= Records from a data collection =
□ □ □ □

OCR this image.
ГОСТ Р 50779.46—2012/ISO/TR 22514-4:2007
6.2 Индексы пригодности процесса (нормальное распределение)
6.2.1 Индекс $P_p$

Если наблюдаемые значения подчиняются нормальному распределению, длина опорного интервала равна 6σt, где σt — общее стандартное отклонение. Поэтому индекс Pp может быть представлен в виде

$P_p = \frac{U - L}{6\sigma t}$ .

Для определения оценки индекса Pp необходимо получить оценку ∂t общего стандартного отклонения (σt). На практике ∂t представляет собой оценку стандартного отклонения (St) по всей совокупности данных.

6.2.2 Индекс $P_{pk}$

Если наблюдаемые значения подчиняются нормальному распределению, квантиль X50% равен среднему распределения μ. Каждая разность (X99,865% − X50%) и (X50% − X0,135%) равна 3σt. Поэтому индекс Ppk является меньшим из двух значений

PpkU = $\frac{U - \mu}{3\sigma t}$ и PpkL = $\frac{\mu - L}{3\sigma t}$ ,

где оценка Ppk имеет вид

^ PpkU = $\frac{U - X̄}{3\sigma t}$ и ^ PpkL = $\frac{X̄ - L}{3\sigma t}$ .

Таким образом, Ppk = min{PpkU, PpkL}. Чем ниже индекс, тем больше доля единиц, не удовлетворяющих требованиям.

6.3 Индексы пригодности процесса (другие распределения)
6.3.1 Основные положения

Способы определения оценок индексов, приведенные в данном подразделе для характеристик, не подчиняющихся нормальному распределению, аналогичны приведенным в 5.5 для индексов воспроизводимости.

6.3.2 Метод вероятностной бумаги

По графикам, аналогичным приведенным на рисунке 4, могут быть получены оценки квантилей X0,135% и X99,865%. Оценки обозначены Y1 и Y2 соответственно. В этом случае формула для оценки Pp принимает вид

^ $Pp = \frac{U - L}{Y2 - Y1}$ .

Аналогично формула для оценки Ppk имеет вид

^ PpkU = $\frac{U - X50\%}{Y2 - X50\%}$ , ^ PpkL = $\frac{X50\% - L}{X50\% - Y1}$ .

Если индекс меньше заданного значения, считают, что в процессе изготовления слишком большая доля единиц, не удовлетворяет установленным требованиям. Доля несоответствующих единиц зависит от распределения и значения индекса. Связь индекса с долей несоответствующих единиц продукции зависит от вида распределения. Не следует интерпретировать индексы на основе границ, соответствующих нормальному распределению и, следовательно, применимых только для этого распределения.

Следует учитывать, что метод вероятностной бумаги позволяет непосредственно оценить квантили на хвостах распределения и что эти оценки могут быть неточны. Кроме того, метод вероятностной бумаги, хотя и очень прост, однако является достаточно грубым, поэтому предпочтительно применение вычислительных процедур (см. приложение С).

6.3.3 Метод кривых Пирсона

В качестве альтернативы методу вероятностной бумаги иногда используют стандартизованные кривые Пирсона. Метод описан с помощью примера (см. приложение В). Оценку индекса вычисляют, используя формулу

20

□ □ □ □

= Exercise requirements =
Above are the records. Copy every line in them holding "формула".

= Answer to the exercise =
По графикам, аналогичным приведенным на рисунке 4, могут быть получены оценки квантилей X0,135% и X99,865%. Оценки обозначены Y1 и Y2 соответственно. В этом случае формула для оценки Pp принимает вид
Аналогично формула для оценки Ppk имеет вид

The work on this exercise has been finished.